[START TASK DATA]
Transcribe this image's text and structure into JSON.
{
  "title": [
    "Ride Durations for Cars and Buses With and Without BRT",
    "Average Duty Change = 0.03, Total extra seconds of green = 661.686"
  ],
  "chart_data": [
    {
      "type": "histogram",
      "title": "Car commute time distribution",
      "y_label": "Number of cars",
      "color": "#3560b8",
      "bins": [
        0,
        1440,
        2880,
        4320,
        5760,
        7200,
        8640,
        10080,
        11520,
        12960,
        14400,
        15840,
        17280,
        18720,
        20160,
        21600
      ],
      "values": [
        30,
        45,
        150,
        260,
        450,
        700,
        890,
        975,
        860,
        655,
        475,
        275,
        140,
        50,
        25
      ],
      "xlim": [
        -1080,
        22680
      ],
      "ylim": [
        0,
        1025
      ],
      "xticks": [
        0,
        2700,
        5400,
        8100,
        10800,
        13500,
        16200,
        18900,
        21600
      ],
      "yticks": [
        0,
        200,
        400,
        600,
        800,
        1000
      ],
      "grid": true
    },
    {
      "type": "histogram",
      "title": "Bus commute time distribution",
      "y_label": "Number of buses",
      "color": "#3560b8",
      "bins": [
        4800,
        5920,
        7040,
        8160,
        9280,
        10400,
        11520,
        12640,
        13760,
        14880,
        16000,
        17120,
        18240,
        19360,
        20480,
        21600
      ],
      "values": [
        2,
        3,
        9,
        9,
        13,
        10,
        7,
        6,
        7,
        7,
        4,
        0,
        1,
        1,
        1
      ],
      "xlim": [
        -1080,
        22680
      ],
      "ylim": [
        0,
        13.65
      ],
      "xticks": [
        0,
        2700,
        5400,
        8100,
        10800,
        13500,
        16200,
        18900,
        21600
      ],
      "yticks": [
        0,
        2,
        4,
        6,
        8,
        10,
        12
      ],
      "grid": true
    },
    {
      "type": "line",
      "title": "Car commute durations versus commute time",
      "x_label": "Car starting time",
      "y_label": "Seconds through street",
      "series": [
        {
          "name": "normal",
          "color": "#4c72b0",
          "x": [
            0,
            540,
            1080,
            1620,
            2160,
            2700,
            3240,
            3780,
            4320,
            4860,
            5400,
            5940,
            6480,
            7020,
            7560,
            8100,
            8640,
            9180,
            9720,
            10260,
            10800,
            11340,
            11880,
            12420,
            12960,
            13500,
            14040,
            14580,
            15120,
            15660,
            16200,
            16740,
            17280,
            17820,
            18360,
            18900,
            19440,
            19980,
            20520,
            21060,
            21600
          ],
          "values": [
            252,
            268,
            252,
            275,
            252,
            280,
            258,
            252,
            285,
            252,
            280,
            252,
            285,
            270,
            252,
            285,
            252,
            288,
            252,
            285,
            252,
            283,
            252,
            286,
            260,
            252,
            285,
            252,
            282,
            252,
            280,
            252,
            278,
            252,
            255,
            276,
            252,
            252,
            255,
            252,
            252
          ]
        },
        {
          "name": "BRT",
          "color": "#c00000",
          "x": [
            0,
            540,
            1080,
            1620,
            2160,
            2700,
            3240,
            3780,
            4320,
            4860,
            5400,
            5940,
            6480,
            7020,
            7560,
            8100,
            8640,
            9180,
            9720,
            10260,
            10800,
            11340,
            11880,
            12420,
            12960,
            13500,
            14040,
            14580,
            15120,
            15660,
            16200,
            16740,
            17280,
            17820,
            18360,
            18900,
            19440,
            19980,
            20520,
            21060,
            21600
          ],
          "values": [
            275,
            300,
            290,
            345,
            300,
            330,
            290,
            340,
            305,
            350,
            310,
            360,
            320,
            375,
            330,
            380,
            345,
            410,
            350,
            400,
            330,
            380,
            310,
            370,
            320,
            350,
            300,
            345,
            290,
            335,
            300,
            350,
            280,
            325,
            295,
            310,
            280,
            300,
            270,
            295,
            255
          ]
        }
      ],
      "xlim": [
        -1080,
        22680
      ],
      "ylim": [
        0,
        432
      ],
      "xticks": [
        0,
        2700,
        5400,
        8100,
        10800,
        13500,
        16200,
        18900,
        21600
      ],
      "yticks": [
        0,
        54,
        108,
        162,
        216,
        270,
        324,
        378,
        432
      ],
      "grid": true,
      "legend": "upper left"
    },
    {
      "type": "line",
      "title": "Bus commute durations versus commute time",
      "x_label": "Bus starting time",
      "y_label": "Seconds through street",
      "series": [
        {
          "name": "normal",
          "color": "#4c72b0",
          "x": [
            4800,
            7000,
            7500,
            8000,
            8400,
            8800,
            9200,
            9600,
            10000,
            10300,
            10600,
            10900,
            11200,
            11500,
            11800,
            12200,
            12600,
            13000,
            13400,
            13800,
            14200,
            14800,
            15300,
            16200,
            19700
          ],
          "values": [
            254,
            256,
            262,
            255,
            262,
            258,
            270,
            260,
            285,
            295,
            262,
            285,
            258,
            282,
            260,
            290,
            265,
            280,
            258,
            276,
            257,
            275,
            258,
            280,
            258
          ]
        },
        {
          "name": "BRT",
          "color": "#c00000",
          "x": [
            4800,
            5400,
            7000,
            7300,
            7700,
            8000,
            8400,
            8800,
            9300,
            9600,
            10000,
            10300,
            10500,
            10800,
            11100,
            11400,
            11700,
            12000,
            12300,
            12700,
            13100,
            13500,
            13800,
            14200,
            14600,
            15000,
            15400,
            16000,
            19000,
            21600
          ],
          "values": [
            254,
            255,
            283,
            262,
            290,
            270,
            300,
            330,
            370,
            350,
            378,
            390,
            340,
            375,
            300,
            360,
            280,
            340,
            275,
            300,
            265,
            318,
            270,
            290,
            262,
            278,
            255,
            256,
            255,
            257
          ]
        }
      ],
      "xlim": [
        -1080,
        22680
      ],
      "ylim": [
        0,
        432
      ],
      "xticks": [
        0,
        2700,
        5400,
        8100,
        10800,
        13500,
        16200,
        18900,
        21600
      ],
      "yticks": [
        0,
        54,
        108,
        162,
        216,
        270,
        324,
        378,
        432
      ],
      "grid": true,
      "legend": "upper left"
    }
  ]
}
[END TASK DATA]
- [WRITTEN INSTRUCTION]: Repeat each record exactly, leaving nothing out.

- [WRITTEN RESPONSE]:
Transcribe this image's text and structure into JSON.
{
  "title": [
    "Ride Durations for Cars and Buses With and Without BRT",
    "Average Duty Change = 0.03, Total extra seconds of green = 661.686"
  ],
  "chart_data": [
    {
      "type": "histogram",
      "title": "Car commute time distribution",
      "y_label": "Number of cars",
      "color": "#3560b8",
      "bins": [
        0,
        1440,
        2880,
        4320,
        5760,
        7200,
        8640,
        10080,
        11520,
        12960,
        14400,
        15840,
        17280,
        18720,
        20160,
        21600
      ],
      "values": [
        30,
        45,
        150,
        260,
        450,
        700,
        890,
        975,
        860,
        655,
        475,
        275,
        140,
        50,
        25
      ],
      "xlim": [
        -1080,
        22680
      ],
      "ylim": [
        0,
        1025
      ],
      "xticks": [
        0,
        2700,
        5400,
        8100,
        10800,
        13500,
        16200,
        18900,
        21600
      ],
      "yticks": [
        0,
        200,
        400,
        600,
        800,
        1000
      ],
      "grid": true
    },
    {
      "type": "histogram",
      "title": "Bus commute time distribution",
      "y_label": "Number of buses",
      "color": "#3560b8",
      "bins": [
        4800,
        5920,
        7040,
        8160,
        9280,
        10400,
        11520,
        12640,
        13760,
        14880,
        16000,
        17120,
        18240,
        19360,
        20480,
        21600
      ],
      "values": [
        2,
        3,
        9,
        9,
        13,
        10,
        7,
        6,
        7,
        7,
        4,
        0,
        1,
        1,
        1
      ],
      "xlim": [
        -1080,
        22680
      ],
      "ylim": [
        0,
        13.65
      ],
      "xticks": [
        0,
        2700,
        5400,
        8100,
        10800,
        13500,
        16200,
        18900,
        21600
      ],
      "yticks": [
        0,
        2,
        4,
        6,
        8,
        10,
        12
      ],
      "grid": true
    },
    {
      "type": "line",
      "title": "Car commute durations versus commute time",
      "x_label": "Car starting time",
      "y_label": "Seconds through street",
      "series": [
        {
          "name": "normal",
          "color": "#4c72b0",
          "x": [
            0,
            540,
            1080,
            1620,
            2160,
            2700,
            3240,
            3780,
            4320,
            4860,
            5400,
            5940,
            6480,
            7020,
            7560,
            8100,
            8640,
            9180,
            9720,
            10260,
            10800,
            11340,
            11880,
            12420,
            12960,
            13500,
            14040,
            14580,
            15120,
            15660,
            16200,
            16740,
            17280,
            17820,
            18360,
            18900,
            19440,
            19980,
            20520,
            21060,
            21600
          ],
          "values": [
            252,
            268,
            252,
            275,
            252,
            280,
            258,
            252,
            285,
            252,
            280,
            252,
            285,
            270,
            252,
            285,
            252,
            288,
            252,
            285,
            252,
            283,
            252,
            286,
            260,
            252,
            285,
            252,
            282,
            252,
            280,
            252,
            278,
            252,
            255,
            276,
            252,
            252,
            255,
            252,
            252
          ]
        },
        {
          "name": "BRT",
          "color": "#c00000",
          "x": [
            0,
            540,
            1080,
            1620,
            2160,
            2700,
            3240,
            3780,
            4320,
            4860,
            5400,
            5940,
            6480,
            7020,
            7560,
            8100,
            8640,
            9180,
            9720,
            10260,
            10800,
            11340,
            11880,
            12420,
            12960,
            13500,
            14040,
            14580,
            15120,
            15660,
            16200,
            16740,
            17280,
            17820,
            18360,
            18900,
            19440,
            19980,
            20520,
            21060,
            21600
          ],
          "values": [
            275,
            300,
            290,
            345,
            300,
            330,
            290,
            340,
            305,
            350,
            310,
            360,
            320,
            375,
            330,
            380,
            345,
            410,
            350,
            400,
            330,
            380,
            310,
            370,
            320,
            350,
            300,
            345,
            290,
            335,
            300,
            350,
            280,
            325,
            295,
            310,
            280,
            300,
            270,
            295,
            255
          ]
        }
      ],
      "xlim": [
        -1080,
        22680
      ],
      "ylim": [
        0,
        432
      ],
      "xticks": [
        0,
        2700,
        5400,
        8100,
        10800,
        13500,
        16200,
        18900,
        21600
      ],
      "yticks": [
        0,
        54,
        108,
        162,
        216,
        270,
        324,
        378,
        432
      ],
      "grid": true,
      "legend": "upper left"
    },
    {
      "type": "line",
      "title": "Bus commute durations versus commute time",
      "x_label": "Bus starting time",
      "y_label": "Seconds through street",
      "series": [
        {
          "name": "normal",
          "color": "#4c72b0",
          "x": [
            4800,
            7000,
            7500,
            8000,
            8400,
            8800,
            9200,
            9600,
            10000,
            10300,
            10600,
            10900,
            11200,
            11500,
            11800,
            12200,
            12600,
            13000,
            13400,
            13800,
            14200,
            14800,
            15300,
            16200,
            19700
          ],
          "values": [
            254,
            256,
            262,
            255,
            262,
            258,
            270,
            260,
            285,
            295,
            262,
            285,
            258,
            282,
            260,
            290,
            265,
            280,
            258,
            276,
            257,
            275,
            258,
            280,
            258
          ]
        },
        {
          "name": "BRT",
          "color": "#c00000",
          "x": [
            4800,
            5400,
            7000,
            7300,
            7700,
            8000,
            8400,
            8800,
            9300,
            9600,
            10000,
            10300,
            10500,
            10800,
            11100,
            11400,
            11700,
            12000,
            12300,
            12700,
            13100,
            13500,
            13800,
            14200,
            14600,
            15000,
            15400,
            16000,
            19000,
            21600
          ],
          "values": [
            254,
            255,
            283,
            262,
            290,
            270,
            300,
            330,
            370,
            350,
            378,
            390,
            340,
            375,
            300,
            360,
            280,
            340,
            275,
            300,
            265,
            318,
            270,
            290,
            262,
            278,
            255,
            256,
            255,
            257
          ]
        }
      ],
      "xlim": [
        -1080,
        22680
      ],
      "ylim": [
        0,
        432
      ],
      "xticks": [
        0,
        2700,
        5400,
        8100,
        10800,
        13500,
        16200,
        18900,
        21600
      ],
      "yticks": [
        0,
        54,
        108,
        162,
        216,
        270,
        324,
        378,
        432
      ],
      "grid": true,
      "legend": "upper left"
    }
  ]
}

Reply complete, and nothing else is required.